ROWS

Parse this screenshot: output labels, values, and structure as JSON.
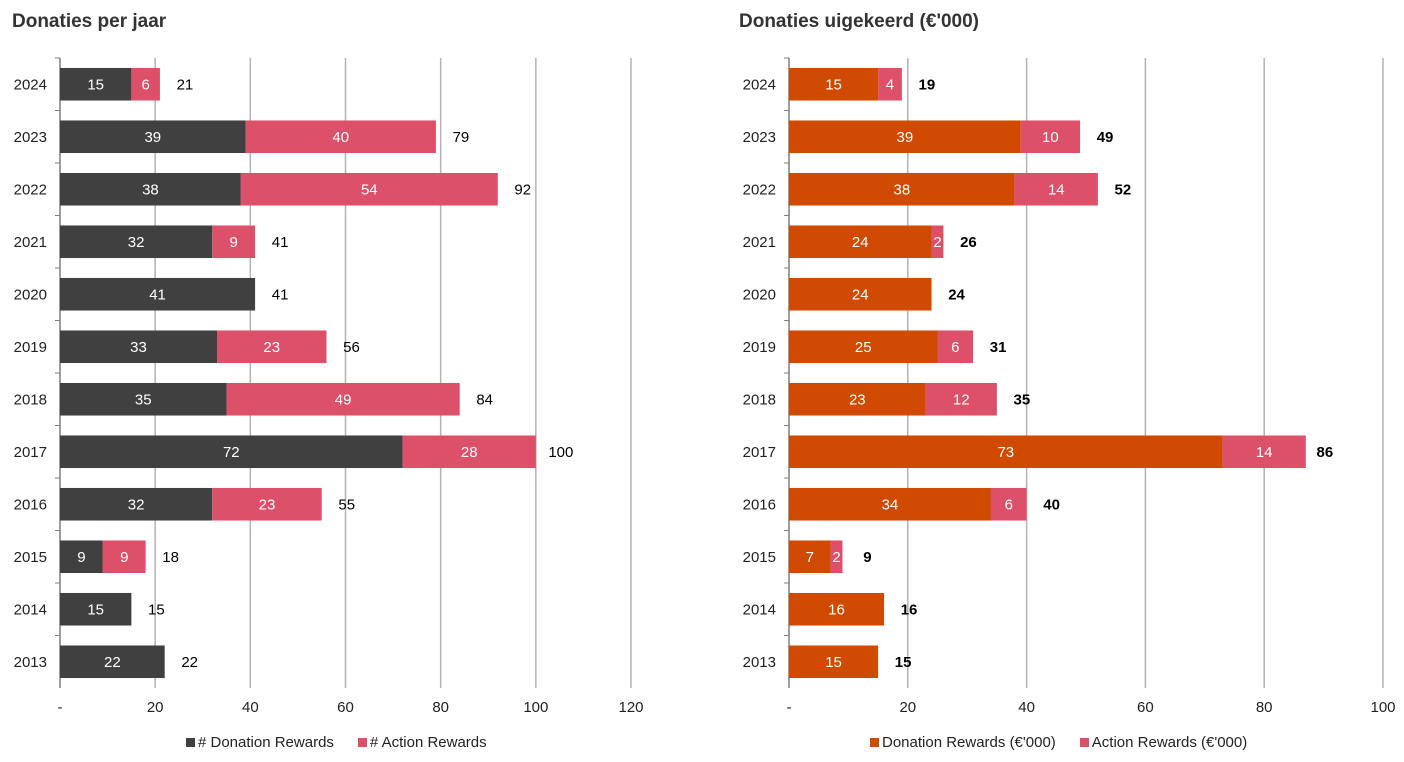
{
  "colors": {
    "donation_left": "#404040",
    "action": "#dc506a",
    "donation_right": "#d04a02",
    "grid": "#b3b3b3",
    "axis": "#7f7f7f"
  },
  "chart_data": [
    {
      "type": "bar",
      "orientation": "horizontal",
      "stacked": true,
      "title": "Donaties per jaar",
      "categories": [
        "2024",
        "2023",
        "2022",
        "2021",
        "2020",
        "2019",
        "2018",
        "2017",
        "2016",
        "2015",
        "2014",
        "2013"
      ],
      "series": [
        {
          "name": "# Donation Rewards",
          "color": "#404040",
          "values": [
            15,
            39,
            38,
            32,
            41,
            33,
            35,
            72,
            32,
            9,
            15,
            22
          ]
        },
        {
          "name": "# Action Rewards",
          "color": "#dc506a",
          "values": [
            6,
            40,
            54,
            9,
            0,
            23,
            49,
            28,
            23,
            9,
            0,
            0
          ]
        }
      ],
      "totals": [
        21,
        79,
        92,
        41,
        41,
        56,
        84,
        100,
        55,
        18,
        15,
        22
      ],
      "totals_bold": false,
      "xlim": [
        0,
        120
      ],
      "xticks": [
        0,
        20,
        40,
        60,
        80,
        100,
        120
      ],
      "xtick_labels": [
        "-",
        "20",
        "40",
        "60",
        "80",
        "100",
        "120"
      ],
      "grid": true,
      "legend_position": "bottom"
    },
    {
      "type": "bar",
      "orientation": "horizontal",
      "stacked": true,
      "title": "Donaties uigekeerd (€'000)",
      "categories": [
        "2024",
        "2023",
        "2022",
        "2021",
        "2020",
        "2019",
        "2018",
        "2017",
        "2016",
        "2015",
        "2014",
        "2013"
      ],
      "series": [
        {
          "name": "Donation Rewards (€'000)",
          "color": "#d04a02",
          "values": [
            15,
            39,
            38,
            24,
            24,
            25,
            23,
            73,
            34,
            7,
            16,
            15
          ]
        },
        {
          "name": "Action Rewards (€'000)",
          "color": "#dc506a",
          "values": [
            4,
            10,
            14,
            2,
            0,
            6,
            12,
            14,
            6,
            2,
            0,
            0
          ]
        }
      ],
      "totals": [
        19,
        49,
        52,
        26,
        24,
        31,
        35,
        86,
        40,
        9,
        16,
        15
      ],
      "totals_bold": true,
      "xlim": [
        0,
        100
      ],
      "xticks": [
        0,
        20,
        40,
        60,
        80,
        100
      ],
      "xtick_labels": [
        "-",
        "20",
        "40",
        "60",
        "80",
        "100"
      ],
      "grid": true,
      "legend_position": "bottom"
    }
  ]
}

EXERCISE DETAILS
Transcribe the records word for word and include no pictures.

EXPECTED ANSWER
Parse this screenshot: output labels, values, and structure as JSON.
{
  "colors": {
    "donation_left": "#404040",
    "action": "#dc506a",
    "donation_right": "#d04a02",
    "grid": "#b3b3b3",
    "axis": "#7f7f7f"
  },
  "chart_data": [
    {
      "type": "bar",
      "orientation": "horizontal",
      "stacked": true,
      "title": "Donaties per jaar",
      "categories": [
        "2024",
        "2023",
        "2022",
        "2021",
        "2020",
        "2019",
        "2018",
        "2017",
        "2016",
        "2015",
        "2014",
        "2013"
      ],
      "series": [
        {
          "name": "# Donation Rewards",
          "color": "#404040",
          "values": [
            15,
            39,
            38,
            32,
            41,
            33,
            35,
            72,
            32,
            9,
            15,
            22
          ]
        },
        {
          "name": "# Action Rewards",
          "color": "#dc506a",
          "values": [
            6,
            40,
            54,
            9,
            0,
            23,
            49,
            28,
            23,
            9,
            0,
            0
          ]
        }
      ],
      "totals": [
        21,
        79,
        92,
        41,
        41,
        56,
        84,
        100,
        55,
        18,
        15,
        22
      ],
      "totals_bold": false,
      "xlim": [
        0,
        120
      ],
      "xticks": [
        0,
        20,
        40,
        60,
        80,
        100,
        120
      ],
      "xtick_labels": [
        "-",
        "20",
        "40",
        "60",
        "80",
        "100",
        "120"
      ],
      "grid": true,
      "legend_position": "bottom"
    },
    {
      "type": "bar",
      "orientation": "horizontal",
      "stacked": true,
      "title": "Donaties uigekeerd (€'000)",
      "categories": [
        "2024",
        "2023",
        "2022",
        "2021",
        "2020",
        "2019",
        "2018",
        "2017",
        "2016",
        "2015",
        "2014",
        "2013"
      ],
      "series": [
        {
          "name": "Donation Rewards (€'000)",
          "color": "#d04a02",
          "values": [
            15,
            39,
            38,
            24,
            24,
            25,
            23,
            73,
            34,
            7,
            16,
            15
          ]
        },
        {
          "name": "Action Rewards (€'000)",
          "color": "#dc506a",
          "values": [
            4,
            10,
            14,
            2,
            0,
            6,
            12,
            14,
            6,
            2,
            0,
            0
          ]
        }
      ],
      "totals": [
        19,
        49,
        52,
        26,
        24,
        31,
        35,
        86,
        40,
        9,
        16,
        15
      ],
      "totals_bold": true,
      "xlim": [
        0,
        100
      ],
      "xticks": [
        0,
        20,
        40,
        60,
        80,
        100
      ],
      "xtick_labels": [
        "-",
        "20",
        "40",
        "60",
        "80",
        "100"
      ],
      "grid": true,
      "legend_position": "bottom"
    }
  ]
}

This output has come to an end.